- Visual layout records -
◆ ◆ ◆

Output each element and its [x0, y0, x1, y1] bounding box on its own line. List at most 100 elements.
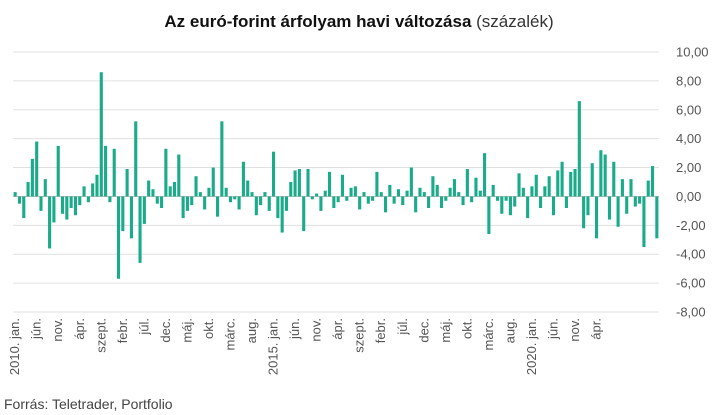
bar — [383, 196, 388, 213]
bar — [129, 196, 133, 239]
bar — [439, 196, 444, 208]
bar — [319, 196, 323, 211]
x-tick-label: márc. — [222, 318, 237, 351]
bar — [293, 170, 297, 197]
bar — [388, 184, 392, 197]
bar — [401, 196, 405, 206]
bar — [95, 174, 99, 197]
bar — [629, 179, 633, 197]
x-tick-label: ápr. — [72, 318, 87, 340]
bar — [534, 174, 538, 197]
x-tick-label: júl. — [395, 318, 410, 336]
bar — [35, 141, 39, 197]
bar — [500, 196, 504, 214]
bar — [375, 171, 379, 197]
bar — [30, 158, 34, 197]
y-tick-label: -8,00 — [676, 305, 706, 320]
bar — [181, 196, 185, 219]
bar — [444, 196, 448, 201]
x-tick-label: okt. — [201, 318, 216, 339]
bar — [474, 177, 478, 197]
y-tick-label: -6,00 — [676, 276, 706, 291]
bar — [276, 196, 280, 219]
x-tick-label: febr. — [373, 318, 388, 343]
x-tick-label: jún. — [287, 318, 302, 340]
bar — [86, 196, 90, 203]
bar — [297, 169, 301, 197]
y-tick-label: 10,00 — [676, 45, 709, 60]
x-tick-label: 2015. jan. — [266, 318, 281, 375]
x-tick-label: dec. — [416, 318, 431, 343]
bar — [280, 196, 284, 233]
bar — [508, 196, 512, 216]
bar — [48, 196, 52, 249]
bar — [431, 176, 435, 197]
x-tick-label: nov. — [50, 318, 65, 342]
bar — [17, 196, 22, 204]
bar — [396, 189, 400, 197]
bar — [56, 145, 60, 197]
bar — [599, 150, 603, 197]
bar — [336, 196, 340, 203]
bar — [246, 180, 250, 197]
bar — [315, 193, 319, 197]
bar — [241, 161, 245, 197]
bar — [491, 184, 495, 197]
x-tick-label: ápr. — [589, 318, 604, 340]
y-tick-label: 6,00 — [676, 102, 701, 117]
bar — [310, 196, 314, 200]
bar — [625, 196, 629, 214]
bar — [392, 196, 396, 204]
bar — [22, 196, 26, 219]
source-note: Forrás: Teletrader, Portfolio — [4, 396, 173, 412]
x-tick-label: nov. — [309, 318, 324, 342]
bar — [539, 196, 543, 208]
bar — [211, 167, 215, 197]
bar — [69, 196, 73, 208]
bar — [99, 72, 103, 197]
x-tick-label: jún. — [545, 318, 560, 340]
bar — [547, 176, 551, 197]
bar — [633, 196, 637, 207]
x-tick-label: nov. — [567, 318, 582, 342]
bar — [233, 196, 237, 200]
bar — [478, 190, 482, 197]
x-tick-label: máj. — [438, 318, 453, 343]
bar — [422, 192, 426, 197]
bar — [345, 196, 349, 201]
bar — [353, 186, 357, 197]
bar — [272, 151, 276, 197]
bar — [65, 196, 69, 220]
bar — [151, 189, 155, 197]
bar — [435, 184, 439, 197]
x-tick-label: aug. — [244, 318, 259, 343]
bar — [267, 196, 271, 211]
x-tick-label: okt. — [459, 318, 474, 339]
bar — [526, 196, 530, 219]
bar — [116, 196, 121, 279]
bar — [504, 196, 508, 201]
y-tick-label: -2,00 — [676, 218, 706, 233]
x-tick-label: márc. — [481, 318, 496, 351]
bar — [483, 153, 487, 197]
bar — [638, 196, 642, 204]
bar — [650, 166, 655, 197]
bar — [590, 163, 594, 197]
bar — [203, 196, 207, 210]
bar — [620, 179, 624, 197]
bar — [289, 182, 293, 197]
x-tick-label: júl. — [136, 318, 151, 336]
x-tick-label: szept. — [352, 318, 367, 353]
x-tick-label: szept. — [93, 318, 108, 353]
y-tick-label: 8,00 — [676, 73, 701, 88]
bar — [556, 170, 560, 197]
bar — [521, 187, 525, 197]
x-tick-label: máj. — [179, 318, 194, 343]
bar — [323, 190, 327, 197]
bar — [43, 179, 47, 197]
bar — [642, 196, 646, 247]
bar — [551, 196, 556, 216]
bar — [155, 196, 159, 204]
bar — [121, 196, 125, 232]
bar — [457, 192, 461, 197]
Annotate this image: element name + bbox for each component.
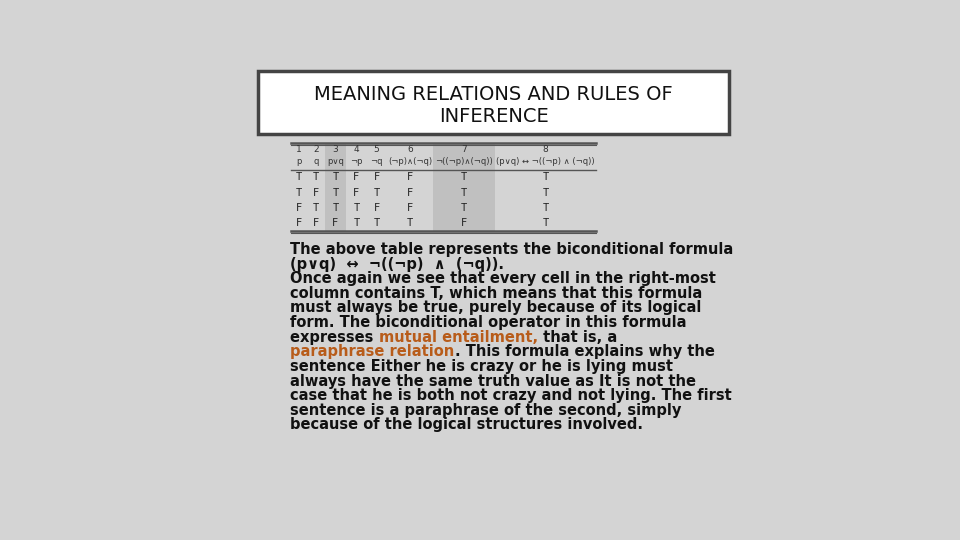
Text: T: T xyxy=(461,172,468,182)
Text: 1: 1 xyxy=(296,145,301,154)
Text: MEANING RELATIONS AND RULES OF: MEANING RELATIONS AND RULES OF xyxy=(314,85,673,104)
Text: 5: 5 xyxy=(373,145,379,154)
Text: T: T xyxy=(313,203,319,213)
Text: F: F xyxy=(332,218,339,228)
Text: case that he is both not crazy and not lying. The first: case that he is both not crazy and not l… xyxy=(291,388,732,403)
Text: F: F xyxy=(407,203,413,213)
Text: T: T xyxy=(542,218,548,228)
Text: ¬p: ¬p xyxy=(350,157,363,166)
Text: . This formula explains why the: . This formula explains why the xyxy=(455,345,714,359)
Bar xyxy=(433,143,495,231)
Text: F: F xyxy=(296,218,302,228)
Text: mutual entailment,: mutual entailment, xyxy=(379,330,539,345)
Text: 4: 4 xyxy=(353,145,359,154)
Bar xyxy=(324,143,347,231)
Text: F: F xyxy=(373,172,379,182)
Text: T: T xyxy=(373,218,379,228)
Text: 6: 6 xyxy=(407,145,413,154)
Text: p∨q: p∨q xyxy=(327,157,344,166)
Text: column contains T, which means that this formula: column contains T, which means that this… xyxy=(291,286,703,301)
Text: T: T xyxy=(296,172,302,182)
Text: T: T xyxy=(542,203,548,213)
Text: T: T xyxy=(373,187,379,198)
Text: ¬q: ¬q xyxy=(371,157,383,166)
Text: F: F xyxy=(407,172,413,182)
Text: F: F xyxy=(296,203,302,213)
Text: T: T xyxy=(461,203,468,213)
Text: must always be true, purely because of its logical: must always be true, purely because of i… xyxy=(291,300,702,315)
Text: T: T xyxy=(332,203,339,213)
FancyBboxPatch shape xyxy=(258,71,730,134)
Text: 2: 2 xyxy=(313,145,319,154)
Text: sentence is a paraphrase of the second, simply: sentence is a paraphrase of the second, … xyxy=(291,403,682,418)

◆ ◆ ◆

- YOUR OBJECTIVE -
Please copy every line above that contains the string "márc", matching case exactly.

- ANSWER TO THIS TASK -
x-tick-label: márc. — [222, 318, 237, 351]
x-tick-label: márc. — [481, 318, 496, 351]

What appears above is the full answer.